* [To do] Extract each line of the data and write it out again exactly.

((

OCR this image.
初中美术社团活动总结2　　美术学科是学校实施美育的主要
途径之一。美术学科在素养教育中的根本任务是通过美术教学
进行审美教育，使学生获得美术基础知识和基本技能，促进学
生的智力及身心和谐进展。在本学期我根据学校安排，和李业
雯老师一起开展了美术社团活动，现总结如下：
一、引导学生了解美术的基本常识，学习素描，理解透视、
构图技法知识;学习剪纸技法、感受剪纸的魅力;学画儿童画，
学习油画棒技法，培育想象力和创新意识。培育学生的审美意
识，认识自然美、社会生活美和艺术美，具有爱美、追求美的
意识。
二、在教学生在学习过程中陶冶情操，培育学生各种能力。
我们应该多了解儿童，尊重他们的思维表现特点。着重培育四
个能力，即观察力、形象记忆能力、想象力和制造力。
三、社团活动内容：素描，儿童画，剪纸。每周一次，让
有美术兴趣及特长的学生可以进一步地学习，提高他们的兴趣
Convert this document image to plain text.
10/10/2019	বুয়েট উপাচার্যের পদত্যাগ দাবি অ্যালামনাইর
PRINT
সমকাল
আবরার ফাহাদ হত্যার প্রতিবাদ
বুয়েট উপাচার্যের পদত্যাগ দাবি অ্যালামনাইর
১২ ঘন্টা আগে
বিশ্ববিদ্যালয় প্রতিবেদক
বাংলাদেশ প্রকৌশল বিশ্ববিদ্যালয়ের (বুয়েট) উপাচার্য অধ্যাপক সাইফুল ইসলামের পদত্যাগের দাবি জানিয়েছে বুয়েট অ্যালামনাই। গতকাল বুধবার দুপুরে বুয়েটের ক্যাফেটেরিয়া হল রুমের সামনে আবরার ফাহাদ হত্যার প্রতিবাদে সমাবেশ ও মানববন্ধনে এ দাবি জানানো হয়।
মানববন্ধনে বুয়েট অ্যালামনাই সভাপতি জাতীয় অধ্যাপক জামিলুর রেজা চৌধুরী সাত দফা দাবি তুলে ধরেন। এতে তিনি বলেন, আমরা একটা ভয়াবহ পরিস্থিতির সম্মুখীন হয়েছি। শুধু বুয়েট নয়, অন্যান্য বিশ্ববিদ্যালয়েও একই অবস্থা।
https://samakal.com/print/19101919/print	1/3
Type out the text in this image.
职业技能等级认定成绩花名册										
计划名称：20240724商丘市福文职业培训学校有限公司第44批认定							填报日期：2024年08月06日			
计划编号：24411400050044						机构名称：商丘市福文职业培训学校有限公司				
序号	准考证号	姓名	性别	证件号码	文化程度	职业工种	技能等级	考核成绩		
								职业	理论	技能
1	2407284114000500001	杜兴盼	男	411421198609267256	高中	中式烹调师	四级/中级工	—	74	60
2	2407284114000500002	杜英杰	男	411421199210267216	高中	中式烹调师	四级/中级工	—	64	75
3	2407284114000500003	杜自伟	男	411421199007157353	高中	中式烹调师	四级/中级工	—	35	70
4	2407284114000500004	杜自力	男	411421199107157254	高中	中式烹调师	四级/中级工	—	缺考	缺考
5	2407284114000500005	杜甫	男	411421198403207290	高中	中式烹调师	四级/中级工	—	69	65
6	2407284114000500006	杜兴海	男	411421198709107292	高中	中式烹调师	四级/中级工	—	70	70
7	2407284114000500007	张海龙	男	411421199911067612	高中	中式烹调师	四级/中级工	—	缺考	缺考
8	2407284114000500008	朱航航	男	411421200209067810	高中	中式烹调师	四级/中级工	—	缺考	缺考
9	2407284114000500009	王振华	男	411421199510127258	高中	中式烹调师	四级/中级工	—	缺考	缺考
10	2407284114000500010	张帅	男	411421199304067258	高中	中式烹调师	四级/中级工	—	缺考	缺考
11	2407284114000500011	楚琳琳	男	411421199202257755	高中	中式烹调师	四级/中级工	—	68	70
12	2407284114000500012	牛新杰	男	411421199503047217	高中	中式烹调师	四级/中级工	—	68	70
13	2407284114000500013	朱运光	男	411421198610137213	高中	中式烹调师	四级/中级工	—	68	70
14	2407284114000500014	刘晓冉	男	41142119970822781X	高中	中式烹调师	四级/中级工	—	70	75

))

* [Response to the exercise]
OCR this image.
初中美术社团活动总结2　　美术学科是学校实施美育的主要
途径之一。美术学科在素养教育中的根本任务是通过美术教学
进行审美教育，使学生获得美术基础知识和基本技能，促进学
生的智力及身心和谐进展。在本学期我根据学校安排，和李业
雯老师一起开展了美术社团活动，现总结如下：
一、引导学生了解美术的基本常识，学习素描，理解透视、
构图技法知识;学习剪纸技法、感受剪纸的魅力;学画儿童画，
学习油画棒技法，培育想象力和创新意识。培育学生的审美意
识，认识自然美、社会生活美和艺术美，具有爱美、追求美的
意识。
二、在教学生在学习过程中陶冶情操，培育学生各种能力。
我们应该多了解儿童，尊重他们的思维表现特点。着重培育四
个能力，即观察力、形象记忆能力、想象力和制造力。
三、社团活动内容：素描，儿童画，剪纸。每周一次，让
有美术兴趣及特长的学生可以进一步地学习，提高他们的兴趣
Convert this document image to plain text.
10/10/2019	বুয়েট উপাচার্যের পদত্যাগ দাবি অ্যালামনাইর
PRINT
সমকাল
আবরার ফাহাদ হত্যার প্রতিবাদ
বুয়েট উপাচার্যের পদত্যাগ দাবি অ্যালামনাইর
১২ ঘন্টা আগে
বিশ্ববিদ্যালয় প্রতিবেদক
বাংলাদেশ প্রকৌশল বিশ্ববিদ্যালয়ের (বুয়েট) উপাচার্য অধ্যাপক সাইফুল ইসলামের পদত্যাগের দাবি জানিয়েছে বুয়েট অ্যালামনাই। গতকাল বুধবার দুপুরে বুয়েটের ক্যাফেটেরিয়া হল রুমের সামনে আবরার ফাহাদ হত্যার প্রতিবাদে সমাবেশ ও মানববন্ধনে এ দাবি জানানো হয়।
মানববন্ধনে বুয়েট অ্যালামনাই সভাপতি জাতীয় অধ্যাপক জামিলুর রেজা চৌধুরী সাত দফা দাবি তুলে ধরেন। এতে তিনি বলেন, আমরা একটা ভয়াবহ পরিস্থিতির সম্মুখীন হয়েছি। শুধু বুয়েট নয়, অন্যান্য বিশ্ববিদ্যালয়েও একই অবস্থা।
https://samakal.com/print/19101919/print	1/3
Type out the text in this image.
职业技能等级认定成绩花名册										
计划名称：20240724商丘市福文职业培训学校有限公司第44批认定							填报日期：2024年08月06日			
计划编号：24411400050044						机构名称：商丘市福文职业培训学校有限公司				
序号	准考证号	姓名	性别	证件号码	文化程度	职业工种	技能等级	考核成绩		
								职业	理论	技能
1	2407284114000500001	杜兴盼	男	411421198609267256	高中	中式烹调师	四级/中级工	—	74	60
2	2407284114000500002	杜英杰	男	411421199210267216	高中	中式烹调师	四级/中级工	—	64	75
3	2407284114000500003	杜自伟	男	411421199007157353	高中	中式烹调师	四级/中级工	—	35	70
4	2407284114000500004	杜自力	男	411421199107157254	高中	中式烹调师	四级/中级工	—	缺考	缺考
5	2407284114000500005	杜甫	男	411421198403207290	高中	中式烹调师	四级/中级工	—	69	65
6	2407284114000500006	杜兴海	男	411421198709107292	高中	中式烹调师	四级/中级工	—	70	70
7	2407284114000500007	张海龙	男	411421199911067612	高中	中式烹调师	四级/中级工	—	缺考	缺考
8	2407284114000500008	朱航航	男	411421200209067810	高中	中式烹调师	四级/中级工	—	缺考	缺考
9	2407284114000500009	王振华	男	411421199510127258	高中	中式烹调师	四级/中级工	—	缺考	缺考
10	2407284114000500010	张帅	男	411421199304067258	高中	中式烹调师	四级/中级工	—	缺考	缺考
11	2407284114000500011	楚琳琳	男	411421199202257755	高中	中式烹调师	四级/中级工	—	68	70
12	2407284114000500012	牛新杰	男	411421199503047217	高中	中式烹调师	四级/中级工	—	68	70
13	2407284114000500013	朱运光	男	411421198610137213	高中	中式烹调师	四级/中级工	—	68	70
14	2407284114000500014	刘晓冉	男	41142119970822781X	高中	中式烹调师	四级/中级工	—	70	75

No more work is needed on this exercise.